The request: Comb the records below for the string "time" and copy each line where it turns up.

--- --- ---

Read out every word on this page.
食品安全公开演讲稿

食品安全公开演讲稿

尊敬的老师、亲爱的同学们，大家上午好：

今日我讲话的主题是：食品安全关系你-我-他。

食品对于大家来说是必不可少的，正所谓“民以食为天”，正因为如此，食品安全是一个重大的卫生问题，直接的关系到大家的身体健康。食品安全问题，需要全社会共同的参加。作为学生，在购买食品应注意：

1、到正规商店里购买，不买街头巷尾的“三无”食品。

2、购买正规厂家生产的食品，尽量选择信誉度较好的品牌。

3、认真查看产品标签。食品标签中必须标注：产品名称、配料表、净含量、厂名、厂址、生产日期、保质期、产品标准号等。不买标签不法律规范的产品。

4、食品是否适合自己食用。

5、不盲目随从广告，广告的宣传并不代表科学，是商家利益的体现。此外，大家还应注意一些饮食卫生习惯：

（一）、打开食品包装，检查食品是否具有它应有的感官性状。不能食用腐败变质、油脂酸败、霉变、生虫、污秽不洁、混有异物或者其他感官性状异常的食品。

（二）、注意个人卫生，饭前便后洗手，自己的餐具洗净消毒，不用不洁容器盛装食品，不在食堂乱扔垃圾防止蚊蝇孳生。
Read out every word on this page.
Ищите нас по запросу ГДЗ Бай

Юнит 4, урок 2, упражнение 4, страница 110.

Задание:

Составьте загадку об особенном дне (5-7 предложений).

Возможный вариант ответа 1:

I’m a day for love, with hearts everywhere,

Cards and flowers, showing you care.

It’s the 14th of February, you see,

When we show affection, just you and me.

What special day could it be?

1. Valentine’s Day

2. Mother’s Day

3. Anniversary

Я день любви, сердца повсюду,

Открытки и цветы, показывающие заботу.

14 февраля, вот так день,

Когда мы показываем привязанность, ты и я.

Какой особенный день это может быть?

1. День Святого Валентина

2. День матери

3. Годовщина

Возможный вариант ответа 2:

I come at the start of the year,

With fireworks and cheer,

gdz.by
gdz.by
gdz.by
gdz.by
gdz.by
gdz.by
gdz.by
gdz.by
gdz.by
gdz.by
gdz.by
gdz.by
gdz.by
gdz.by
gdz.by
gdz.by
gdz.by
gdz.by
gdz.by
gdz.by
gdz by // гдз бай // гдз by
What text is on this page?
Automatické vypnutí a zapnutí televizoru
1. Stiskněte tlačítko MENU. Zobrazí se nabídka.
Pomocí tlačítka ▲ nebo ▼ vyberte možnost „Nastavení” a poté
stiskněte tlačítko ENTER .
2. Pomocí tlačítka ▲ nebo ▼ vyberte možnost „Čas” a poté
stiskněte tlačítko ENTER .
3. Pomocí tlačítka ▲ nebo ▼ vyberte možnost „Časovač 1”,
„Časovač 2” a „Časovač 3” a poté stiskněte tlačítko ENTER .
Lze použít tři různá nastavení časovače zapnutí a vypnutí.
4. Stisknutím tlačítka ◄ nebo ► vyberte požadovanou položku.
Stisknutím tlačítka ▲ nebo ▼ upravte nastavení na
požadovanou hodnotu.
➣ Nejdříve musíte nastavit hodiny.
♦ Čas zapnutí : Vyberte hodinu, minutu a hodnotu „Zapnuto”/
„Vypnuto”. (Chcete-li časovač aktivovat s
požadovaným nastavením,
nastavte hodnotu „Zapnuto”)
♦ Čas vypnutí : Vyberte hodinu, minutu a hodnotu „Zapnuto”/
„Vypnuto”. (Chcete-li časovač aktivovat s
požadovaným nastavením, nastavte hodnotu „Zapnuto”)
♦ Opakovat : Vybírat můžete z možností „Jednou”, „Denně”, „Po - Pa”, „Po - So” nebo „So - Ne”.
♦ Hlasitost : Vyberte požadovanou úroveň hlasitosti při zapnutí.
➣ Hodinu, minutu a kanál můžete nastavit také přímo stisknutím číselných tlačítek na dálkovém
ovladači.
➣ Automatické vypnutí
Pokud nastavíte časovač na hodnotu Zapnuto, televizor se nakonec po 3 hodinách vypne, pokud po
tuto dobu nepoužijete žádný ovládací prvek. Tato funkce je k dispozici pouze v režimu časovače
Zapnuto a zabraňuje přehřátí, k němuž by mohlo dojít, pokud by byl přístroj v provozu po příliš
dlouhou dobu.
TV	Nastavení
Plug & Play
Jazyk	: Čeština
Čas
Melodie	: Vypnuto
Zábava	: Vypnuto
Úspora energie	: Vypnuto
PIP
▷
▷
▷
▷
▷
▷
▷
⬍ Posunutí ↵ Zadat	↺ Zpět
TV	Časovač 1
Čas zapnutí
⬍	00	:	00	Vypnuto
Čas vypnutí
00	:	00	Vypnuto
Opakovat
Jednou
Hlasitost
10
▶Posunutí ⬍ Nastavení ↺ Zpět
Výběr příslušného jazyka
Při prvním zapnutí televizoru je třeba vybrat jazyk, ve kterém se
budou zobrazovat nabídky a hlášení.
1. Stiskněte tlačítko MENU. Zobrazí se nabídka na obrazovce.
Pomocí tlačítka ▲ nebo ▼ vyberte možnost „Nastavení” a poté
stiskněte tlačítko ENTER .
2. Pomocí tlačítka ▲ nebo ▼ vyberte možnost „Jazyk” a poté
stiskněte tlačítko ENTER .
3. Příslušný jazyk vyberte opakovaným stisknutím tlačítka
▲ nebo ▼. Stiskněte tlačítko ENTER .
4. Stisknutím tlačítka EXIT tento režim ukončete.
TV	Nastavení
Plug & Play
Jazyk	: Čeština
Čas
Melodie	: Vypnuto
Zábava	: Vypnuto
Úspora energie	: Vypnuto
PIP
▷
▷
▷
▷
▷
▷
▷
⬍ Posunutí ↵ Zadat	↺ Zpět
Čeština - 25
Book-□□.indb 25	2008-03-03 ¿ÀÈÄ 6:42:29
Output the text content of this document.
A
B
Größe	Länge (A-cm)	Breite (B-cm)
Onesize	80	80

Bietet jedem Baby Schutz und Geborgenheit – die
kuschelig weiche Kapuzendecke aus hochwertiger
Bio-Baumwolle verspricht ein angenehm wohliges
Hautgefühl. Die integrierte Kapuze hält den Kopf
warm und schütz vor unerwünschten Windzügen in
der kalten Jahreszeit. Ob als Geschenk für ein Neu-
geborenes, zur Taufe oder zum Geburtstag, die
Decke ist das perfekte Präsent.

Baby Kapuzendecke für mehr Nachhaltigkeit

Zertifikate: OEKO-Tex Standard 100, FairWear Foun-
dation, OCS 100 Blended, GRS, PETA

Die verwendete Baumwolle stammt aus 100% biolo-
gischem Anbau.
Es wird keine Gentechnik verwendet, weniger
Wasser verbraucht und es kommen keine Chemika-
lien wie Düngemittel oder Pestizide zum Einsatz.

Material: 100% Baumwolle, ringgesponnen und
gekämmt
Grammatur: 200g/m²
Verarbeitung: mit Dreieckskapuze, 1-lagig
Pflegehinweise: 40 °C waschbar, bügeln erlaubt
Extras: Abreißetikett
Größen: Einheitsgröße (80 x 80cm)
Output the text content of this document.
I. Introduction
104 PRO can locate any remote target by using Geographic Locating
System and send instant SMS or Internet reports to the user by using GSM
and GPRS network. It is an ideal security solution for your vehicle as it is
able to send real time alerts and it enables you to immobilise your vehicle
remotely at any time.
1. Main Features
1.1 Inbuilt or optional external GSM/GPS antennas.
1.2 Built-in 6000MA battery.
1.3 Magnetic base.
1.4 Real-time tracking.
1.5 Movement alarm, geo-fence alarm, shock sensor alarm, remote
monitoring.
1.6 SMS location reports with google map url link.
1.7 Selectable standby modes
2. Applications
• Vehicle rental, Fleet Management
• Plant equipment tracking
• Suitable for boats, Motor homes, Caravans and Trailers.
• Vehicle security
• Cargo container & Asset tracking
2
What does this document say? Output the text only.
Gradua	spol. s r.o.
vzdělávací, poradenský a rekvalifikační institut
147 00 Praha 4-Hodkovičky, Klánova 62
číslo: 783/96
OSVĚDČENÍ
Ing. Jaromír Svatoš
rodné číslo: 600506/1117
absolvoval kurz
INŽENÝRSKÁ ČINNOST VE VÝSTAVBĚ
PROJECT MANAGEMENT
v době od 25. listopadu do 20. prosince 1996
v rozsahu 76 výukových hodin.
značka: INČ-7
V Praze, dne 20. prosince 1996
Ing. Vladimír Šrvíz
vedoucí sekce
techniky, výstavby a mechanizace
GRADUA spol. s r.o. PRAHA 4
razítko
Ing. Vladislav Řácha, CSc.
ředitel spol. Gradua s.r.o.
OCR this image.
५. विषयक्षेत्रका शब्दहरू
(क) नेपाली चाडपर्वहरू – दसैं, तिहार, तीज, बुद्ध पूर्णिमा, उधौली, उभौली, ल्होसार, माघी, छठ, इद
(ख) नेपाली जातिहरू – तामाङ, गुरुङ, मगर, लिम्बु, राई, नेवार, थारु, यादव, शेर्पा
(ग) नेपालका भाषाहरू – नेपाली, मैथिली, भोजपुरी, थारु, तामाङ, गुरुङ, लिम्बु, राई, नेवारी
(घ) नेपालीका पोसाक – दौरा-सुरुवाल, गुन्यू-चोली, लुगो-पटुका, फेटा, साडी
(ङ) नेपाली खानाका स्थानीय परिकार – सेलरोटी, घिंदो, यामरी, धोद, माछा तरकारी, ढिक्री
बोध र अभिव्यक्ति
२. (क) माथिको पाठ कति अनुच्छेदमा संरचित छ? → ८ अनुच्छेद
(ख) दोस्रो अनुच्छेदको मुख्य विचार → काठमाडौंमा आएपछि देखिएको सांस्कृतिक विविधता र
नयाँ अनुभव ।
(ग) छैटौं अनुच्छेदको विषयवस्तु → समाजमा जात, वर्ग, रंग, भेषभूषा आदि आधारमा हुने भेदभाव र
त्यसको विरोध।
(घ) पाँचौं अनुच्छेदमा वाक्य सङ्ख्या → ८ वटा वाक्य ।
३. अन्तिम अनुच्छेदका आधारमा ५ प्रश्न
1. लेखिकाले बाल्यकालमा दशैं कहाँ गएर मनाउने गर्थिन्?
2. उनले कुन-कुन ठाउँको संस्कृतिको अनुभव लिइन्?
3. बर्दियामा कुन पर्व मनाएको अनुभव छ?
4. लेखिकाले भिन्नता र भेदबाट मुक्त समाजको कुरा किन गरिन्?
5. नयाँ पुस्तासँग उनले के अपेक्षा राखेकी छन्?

--- --- ---

Solution for this task:
able to send real time alerts and it enables you to immobilise your vehicle
remotely at any time.
1.4 Real-time tracking.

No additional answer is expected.